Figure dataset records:

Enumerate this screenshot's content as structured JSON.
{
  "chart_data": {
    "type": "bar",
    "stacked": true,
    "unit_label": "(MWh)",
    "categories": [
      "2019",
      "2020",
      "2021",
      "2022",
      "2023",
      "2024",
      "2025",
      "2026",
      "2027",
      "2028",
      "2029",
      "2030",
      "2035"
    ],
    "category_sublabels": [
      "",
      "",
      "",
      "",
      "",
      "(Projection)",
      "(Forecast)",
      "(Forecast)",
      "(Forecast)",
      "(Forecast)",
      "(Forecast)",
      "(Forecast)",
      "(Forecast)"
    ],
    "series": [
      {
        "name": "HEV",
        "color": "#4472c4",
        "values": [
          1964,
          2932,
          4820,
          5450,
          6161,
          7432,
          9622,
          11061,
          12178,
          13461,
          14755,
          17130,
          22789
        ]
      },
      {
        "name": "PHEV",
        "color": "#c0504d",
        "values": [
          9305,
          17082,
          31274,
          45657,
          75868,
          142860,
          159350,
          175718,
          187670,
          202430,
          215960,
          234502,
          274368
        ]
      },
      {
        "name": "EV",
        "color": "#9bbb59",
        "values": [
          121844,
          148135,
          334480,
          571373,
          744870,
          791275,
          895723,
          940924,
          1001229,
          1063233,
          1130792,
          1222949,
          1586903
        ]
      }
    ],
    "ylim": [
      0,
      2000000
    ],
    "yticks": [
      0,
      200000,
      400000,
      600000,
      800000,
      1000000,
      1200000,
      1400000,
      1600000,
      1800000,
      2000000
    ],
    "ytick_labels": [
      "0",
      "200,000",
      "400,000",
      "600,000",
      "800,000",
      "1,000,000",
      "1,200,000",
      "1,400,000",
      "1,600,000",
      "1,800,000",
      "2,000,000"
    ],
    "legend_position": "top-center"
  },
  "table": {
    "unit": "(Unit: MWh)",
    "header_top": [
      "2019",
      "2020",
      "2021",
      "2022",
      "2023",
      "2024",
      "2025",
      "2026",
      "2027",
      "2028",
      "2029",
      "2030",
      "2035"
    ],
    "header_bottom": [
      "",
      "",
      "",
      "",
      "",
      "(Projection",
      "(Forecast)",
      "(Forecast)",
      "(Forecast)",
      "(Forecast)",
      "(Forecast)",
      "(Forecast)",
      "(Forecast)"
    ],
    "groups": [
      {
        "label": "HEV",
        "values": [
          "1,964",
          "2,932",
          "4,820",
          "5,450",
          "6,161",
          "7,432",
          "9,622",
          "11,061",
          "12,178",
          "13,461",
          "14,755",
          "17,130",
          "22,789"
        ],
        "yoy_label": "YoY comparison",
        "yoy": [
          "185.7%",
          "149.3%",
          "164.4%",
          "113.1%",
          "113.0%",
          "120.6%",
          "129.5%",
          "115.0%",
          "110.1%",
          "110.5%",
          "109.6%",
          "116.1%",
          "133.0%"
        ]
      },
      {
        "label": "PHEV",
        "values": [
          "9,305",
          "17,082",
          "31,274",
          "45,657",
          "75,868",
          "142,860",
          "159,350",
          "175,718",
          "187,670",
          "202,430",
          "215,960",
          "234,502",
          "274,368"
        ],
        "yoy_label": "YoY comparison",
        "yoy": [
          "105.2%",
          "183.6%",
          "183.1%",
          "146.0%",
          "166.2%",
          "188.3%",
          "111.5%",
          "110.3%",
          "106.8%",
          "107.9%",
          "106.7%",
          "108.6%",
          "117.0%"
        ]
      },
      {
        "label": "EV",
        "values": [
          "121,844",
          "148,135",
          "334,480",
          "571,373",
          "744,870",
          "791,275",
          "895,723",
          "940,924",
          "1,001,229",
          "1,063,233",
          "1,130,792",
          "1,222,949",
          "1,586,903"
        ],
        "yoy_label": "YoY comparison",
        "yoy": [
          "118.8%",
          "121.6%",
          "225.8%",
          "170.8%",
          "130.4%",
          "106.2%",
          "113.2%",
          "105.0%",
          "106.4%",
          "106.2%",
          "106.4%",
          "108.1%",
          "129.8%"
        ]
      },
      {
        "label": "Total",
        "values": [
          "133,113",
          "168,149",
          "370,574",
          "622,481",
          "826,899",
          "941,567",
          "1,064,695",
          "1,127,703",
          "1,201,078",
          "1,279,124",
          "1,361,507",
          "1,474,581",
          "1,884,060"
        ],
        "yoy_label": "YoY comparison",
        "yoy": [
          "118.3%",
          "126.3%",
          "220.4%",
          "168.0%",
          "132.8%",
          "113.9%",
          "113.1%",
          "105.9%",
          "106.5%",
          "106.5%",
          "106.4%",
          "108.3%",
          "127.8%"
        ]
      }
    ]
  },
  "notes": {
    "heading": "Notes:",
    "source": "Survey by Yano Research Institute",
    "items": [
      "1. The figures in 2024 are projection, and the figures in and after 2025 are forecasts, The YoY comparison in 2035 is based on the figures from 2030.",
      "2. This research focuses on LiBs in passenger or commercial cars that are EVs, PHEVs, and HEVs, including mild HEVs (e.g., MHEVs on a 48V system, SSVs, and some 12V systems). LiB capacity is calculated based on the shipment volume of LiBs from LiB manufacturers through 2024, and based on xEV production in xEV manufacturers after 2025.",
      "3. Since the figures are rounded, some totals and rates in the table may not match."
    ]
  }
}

* Goal of the exercise: From the entries above, extract every line where the word "table" appears.

* Written answer:
  "table": {
      "3. Since the figures are rounded, some totals and rates in the table may not match."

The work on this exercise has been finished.